* Given task *
Repeat each entry exactly and drop the pictures.

Data extracted from a collection:
════════════════════
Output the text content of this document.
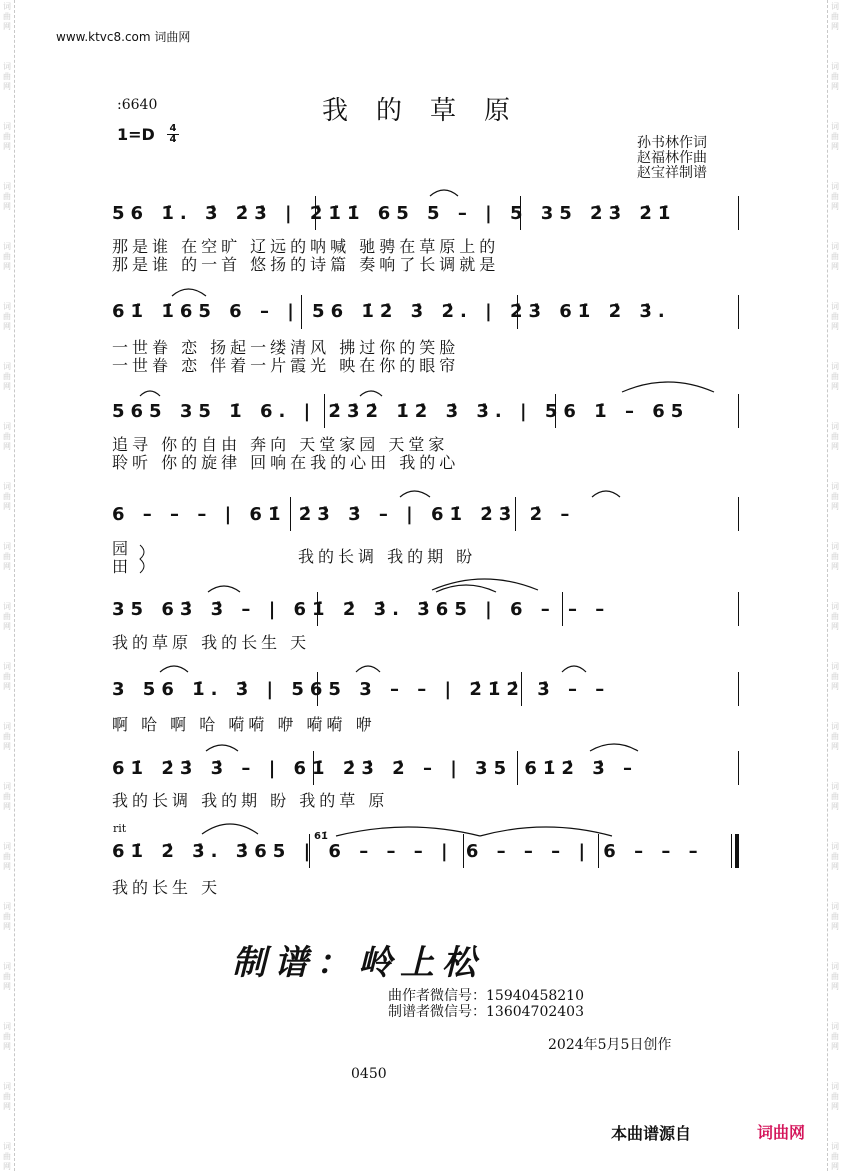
词曲网
词曲网
词曲网
词曲网
词曲网
词曲网
词曲网
词曲网
词曲网
词曲网
词曲网
词曲网
词曲网
词曲网
词曲网
词曲网
词曲网
词曲网
词曲网
词曲网
词曲网
词曲网
词曲网
词曲网
词曲网
词曲网
词曲网
词曲网
词曲网
词曲网
词曲网
词曲网
词曲网
词曲网
词曲网
词曲网
词曲网
词曲网
词曲网
词曲网
www.ktvc8.com 词曲网
:6640	我的草原
1=D 4
4	孙书林作词
赵福林作曲
赵宝祥制谱
56 1̇. 3̇ 2̇3̇ | 2̇1̇1̇ 65 5 – | 5 35 2̇3̇ 2̇1̇
那是谁 在空旷 辽远的呐喊 驰骋在草原上的
那是谁 的一首 悠扬的诗篇 奏响了长调就是
61̇ 1̇65 6 – | 56 1̇2̇ 3̇ 2̇. | 2̇3̇ 61̇ 2̇ 3̇.
一世眷 恋 扬起一缕清风 拂过你的笑脸
一世眷 恋 伴着一片霞光 映在你的眼帘
565 35 1̇ 6. | 2̇3̇2̇ 1̇2̇ 3̇ 3̇. | 56 1̇ – 65
追寻 你的自由 奔向 天堂家园 天堂家
聆听 你的旋律 回响在我的心田 我的心
6 – – – | 61̇ 2̇3̇ 3̇ – | 61̇ 2̇3̇ 2̇ –
园
田
我的长调 我的期 盼
35 63̇ 3̇ – | 61̇ 2̇ 3̇. 3̇65 | 6 – – –
我的草原 我的长生 天
3 56 1̇. 3̇ | 565 3 – – | 2̇1̇2̇ 3̇ – –
啊 哈 啊 哈 嗬嗬 咿 嗬嗬 咿
61̇ 2̇3̇ 3̇ – | 61̇ 2̇3̇ 2̇ – | 35 61̇2̇ 3̇ –
我的长调 我的期 盼 我的草 原
rit
61̇ 2̇ 3̇. 3̇65 | 6 – – – | 6 – – – | 6 – – –
61̇
我的长生 天
制谱：岭上松
曲作者微信号：15940458210
制谱者微信号：13604702403
2024年5月5日创作
0450
本曲谱源自	词曲网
════════════════════
* Exercise output *
Output the text content of this document.
词曲网
词曲网
词曲网
词曲网
词曲网
词曲网
词曲网
词曲网
词曲网
词曲网
词曲网
词曲网
词曲网
词曲网
词曲网
词曲网
词曲网
词曲网
词曲网
词曲网
词曲网
词曲网
词曲网
词曲网
词曲网
词曲网
词曲网
词曲网
词曲网
词曲网
词曲网
词曲网
词曲网
词曲网
词曲网
词曲网
词曲网
词曲网
词曲网
词曲网
www.ktvc8.com 词曲网
:6640	我的草原
1=D 4
4	孙书林作词
赵福林作曲
赵宝祥制谱
56 1̇. 3̇ 2̇3̇ | 2̇1̇1̇ 65 5 – | 5 35 2̇3̇ 2̇1̇
那是谁 在空旷 辽远的呐喊 驰骋在草原上的
那是谁 的一首 悠扬的诗篇 奏响了长调就是
61̇ 1̇65 6 – | 56 1̇2̇ 3̇ 2̇. | 2̇3̇ 61̇ 2̇ 3̇.
一世眷 恋 扬起一缕清风 拂过你的笑脸
一世眷 恋 伴着一片霞光 映在你的眼帘
565 35 1̇ 6. | 2̇3̇2̇ 1̇2̇ 3̇ 3̇. | 56 1̇ – 65
追寻 你的自由 奔向 天堂家园 天堂家
聆听 你的旋律 回响在我的心田 我的心
6 – – – | 61̇ 2̇3̇ 3̇ – | 61̇ 2̇3̇ 2̇ –
园
田
我的长调 我的期 盼
35 63̇ 3̇ – | 61̇ 2̇ 3̇. 3̇65 | 6 – – –
我的草原 我的长生 天
3 56 1̇. 3̇ | 565 3 – – | 2̇1̇2̇ 3̇ – –
啊 哈 啊 哈 嗬嗬 咿 嗬嗬 咿
61̇ 2̇3̇ 3̇ – | 61̇ 2̇3̇ 2̇ – | 35 61̇2̇ 3̇ –
我的长调 我的期 盼 我的草 原
rit
61̇ 2̇ 3̇. 3̇65 | 6 – – – | 6 – – – | 6 – – –
61̇
我的长生 天
制谱：岭上松
曲作者微信号：15940458210
制谱者微信号：13604702403
2024年5月5日创作
0450
本曲谱源自	词曲网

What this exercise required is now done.